Return all of the entries exactly as written.

— START OF GIVEN DATA —

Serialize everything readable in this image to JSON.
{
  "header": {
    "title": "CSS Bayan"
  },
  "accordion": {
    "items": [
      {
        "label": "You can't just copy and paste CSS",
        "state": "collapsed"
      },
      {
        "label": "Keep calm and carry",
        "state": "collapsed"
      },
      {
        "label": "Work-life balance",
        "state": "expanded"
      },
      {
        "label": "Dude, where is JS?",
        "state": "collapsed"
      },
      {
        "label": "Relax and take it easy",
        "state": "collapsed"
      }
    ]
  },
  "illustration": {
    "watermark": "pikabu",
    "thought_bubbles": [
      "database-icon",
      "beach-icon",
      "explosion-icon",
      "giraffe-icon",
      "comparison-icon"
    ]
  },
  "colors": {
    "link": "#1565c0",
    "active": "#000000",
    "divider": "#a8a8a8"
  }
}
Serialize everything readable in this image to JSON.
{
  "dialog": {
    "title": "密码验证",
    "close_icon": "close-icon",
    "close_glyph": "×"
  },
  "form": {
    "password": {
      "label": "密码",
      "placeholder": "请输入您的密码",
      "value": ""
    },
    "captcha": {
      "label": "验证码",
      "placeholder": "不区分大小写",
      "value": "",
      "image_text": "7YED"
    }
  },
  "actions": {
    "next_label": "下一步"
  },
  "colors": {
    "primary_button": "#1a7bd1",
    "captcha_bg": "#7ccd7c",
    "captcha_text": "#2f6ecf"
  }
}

— END OF GIVEN DATA —

▸ RESULT FOR THIS EXERCISE
Serialize everything readable in this image to JSON.
{
  "header": {
    "title": "CSS Bayan"
  },
  "accordion": {
    "items": [
      {
        "label": "You can't just copy and paste CSS",
        "state": "collapsed"
      },
      {
        "label": "Keep calm and carry",
        "state": "collapsed"
      },
      {
        "label": "Work-life balance",
        "state": "expanded"
      },
      {
        "label": "Dude, where is JS?",
        "state": "collapsed"
      },
      {
        "label": "Relax and take it easy",
        "state": "collapsed"
      }
    ]
  },
  "illustration": {
    "watermark": "pikabu",
    "thought_bubbles": [
      "database-icon",
      "beach-icon",
      "explosion-icon",
      "giraffe-icon",
      "comparison-icon"
    ]
  },
  "colors": {
    "link": "#1565c0",
    "active": "#000000",
    "divider": "#a8a8a8"
  }
}
Serialize everything readable in this image to JSON.
{
  "dialog": {
    "title": "密码验证",
    "close_icon": "close-icon",
    "close_glyph": "×"
  },
  "form": {
    "password": {
      "label": "密码",
      "placeholder": "请输入您的密码",
      "value": ""
    },
    "captcha": {
      "label": "验证码",
      "placeholder": "不区分大小写",
      "value": "",
      "image_text": "7YED"
    }
  },
  "actions": {
    "next_label": "下一步"
  },
  "colors": {
    "primary_button": "#1a7bd1",
    "captcha_bg": "#7ccd7c",
    "captcha_text": "#2f6ecf"
  }
}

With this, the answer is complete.